Collected data entries:
-- START --

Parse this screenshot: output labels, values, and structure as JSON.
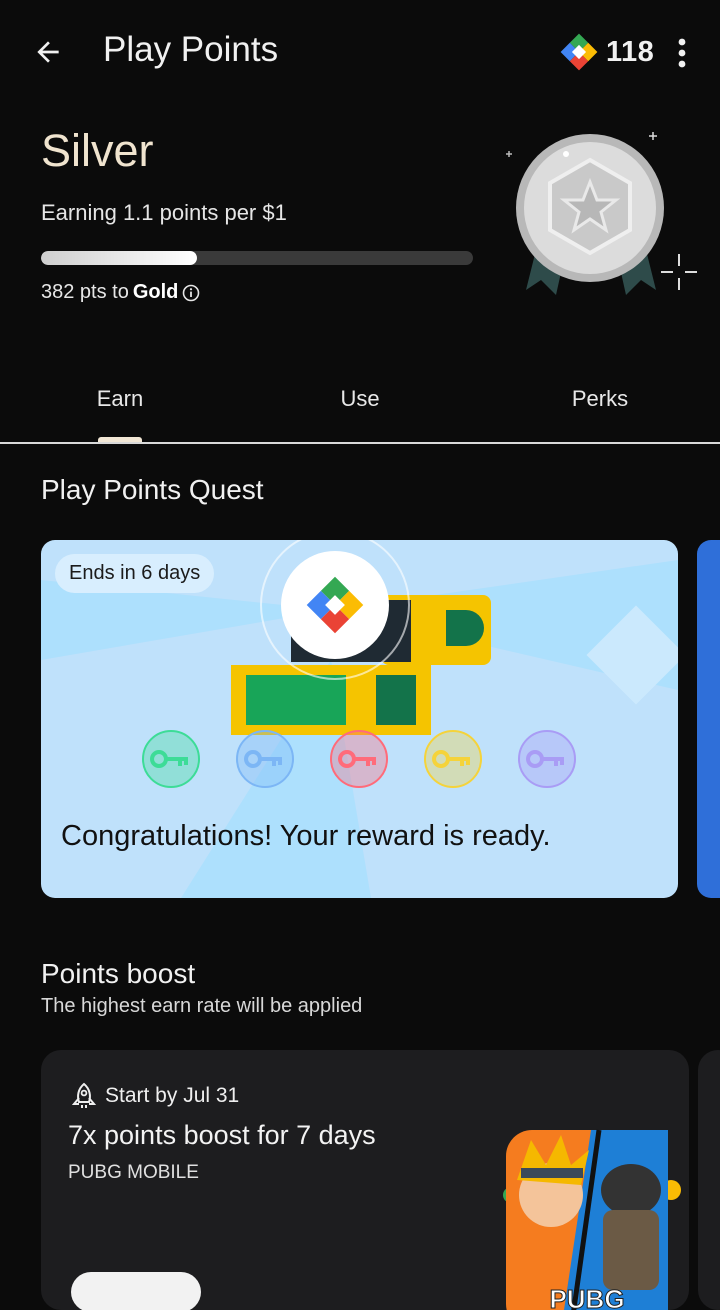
{
  "header": {
    "title": "Play Points",
    "points_balance": "118",
    "back_icon": "arrow-left-icon",
    "more_icon": "more-vert-icon"
  },
  "tier": {
    "name": "Silver",
    "earning_text": "Earning 1.1 points per $1",
    "progress_fraction": 0.36,
    "to_next_prefix": "382 pts to",
    "next_tier": "Gold",
    "medal_icon": "silver-medal-icon"
  },
  "tabs": [
    {
      "label": "Earn",
      "selected": true
    },
    {
      "label": "Use",
      "selected": false
    },
    {
      "label": "Perks",
      "selected": false
    }
  ],
  "quest": {
    "section_title": "Play Points Quest",
    "ends_label": "Ends in 6 days",
    "message": "Congratulations! Your reward is ready.",
    "keys": [
      {
        "color": "#3ddc97"
      },
      {
        "color": "#7cb6f5"
      },
      {
        "color": "#ff6b7a"
      },
      {
        "color": "#f5d33a"
      },
      {
        "color": "#a99cf5"
      }
    ]
  },
  "boost": {
    "section_title": "Points boost",
    "subtitle": "The highest earn rate will be applied",
    "start_label": "Start by Jul 31",
    "headline": "7x points boost for 7 days",
    "game": "PUBG MOBILE",
    "game_art_text": "PUBG"
  },
  "colors": {
    "background": "#0b0b0b",
    "tier_text": "#f0e4cf",
    "quest_card": "#bfe1fb"
  }
}
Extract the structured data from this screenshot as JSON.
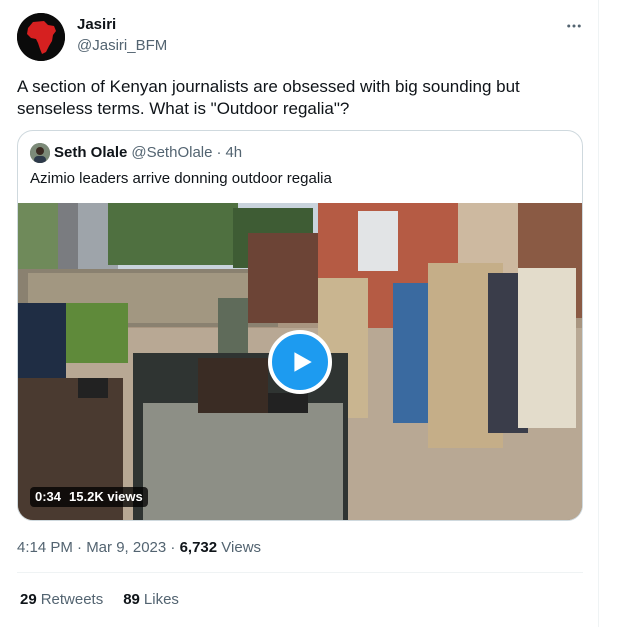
{
  "tweet": {
    "author": {
      "name": "Jasiri",
      "handle": "@Jasiri_BFM"
    },
    "text": "A section of Kenyan journalists are obsessed with big sounding but senseless terms. What is \"Outdoor regalia\"?",
    "timestamp": "4:14 PM · Mar 9, 2023 ·",
    "views": "6,732",
    "views_label": "Views",
    "retweets": "29",
    "retweets_label": "Retweets",
    "likes": "89",
    "likes_label": "Likes"
  },
  "quoted": {
    "author": {
      "name": "Seth Olale",
      "handle": "@SethOlale"
    },
    "separator": "·",
    "time": "4h",
    "text": "Azimio leaders arrive donning outdoor regalia",
    "video": {
      "duration": "0:34",
      "views": "15.2K views"
    }
  },
  "colors": {
    "accent": "#1d9bf0",
    "text_primary": "#0f1419",
    "text_secondary": "#536471",
    "border": "#cfd9de"
  },
  "icons": {
    "more": "more-horizontal-icon",
    "play": "play-icon"
  }
}
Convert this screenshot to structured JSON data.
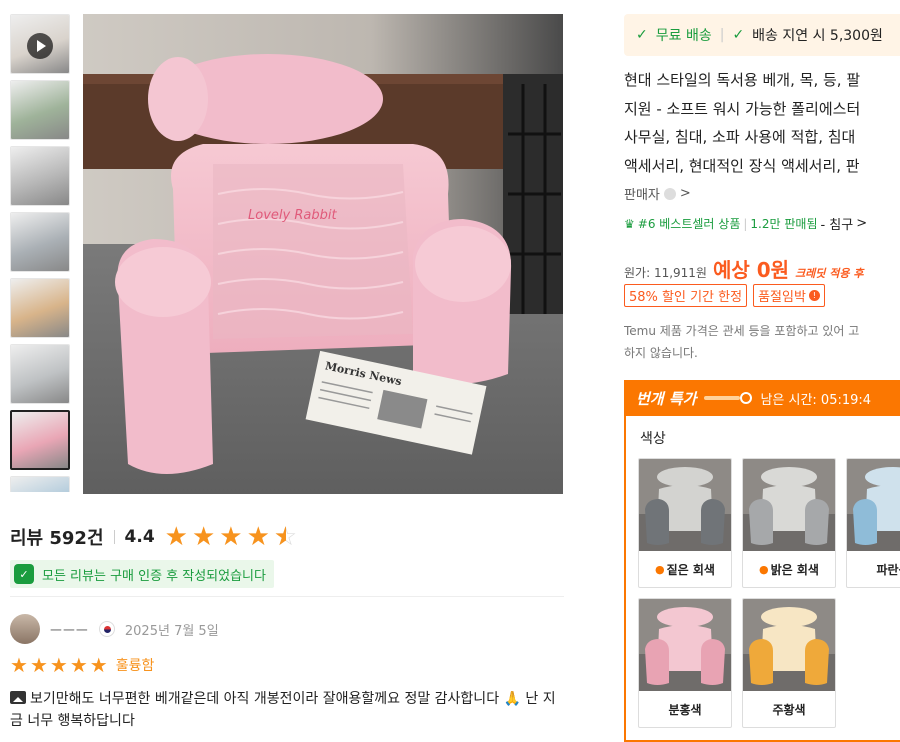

-- END --

YOUR TASK » Go through the records and gather the lines that hold "structured".

OUTPUT OF THE EXERCISE »
Extract the structured data from this screenshot as JSON.
Convert this screenshot to structured JSON data.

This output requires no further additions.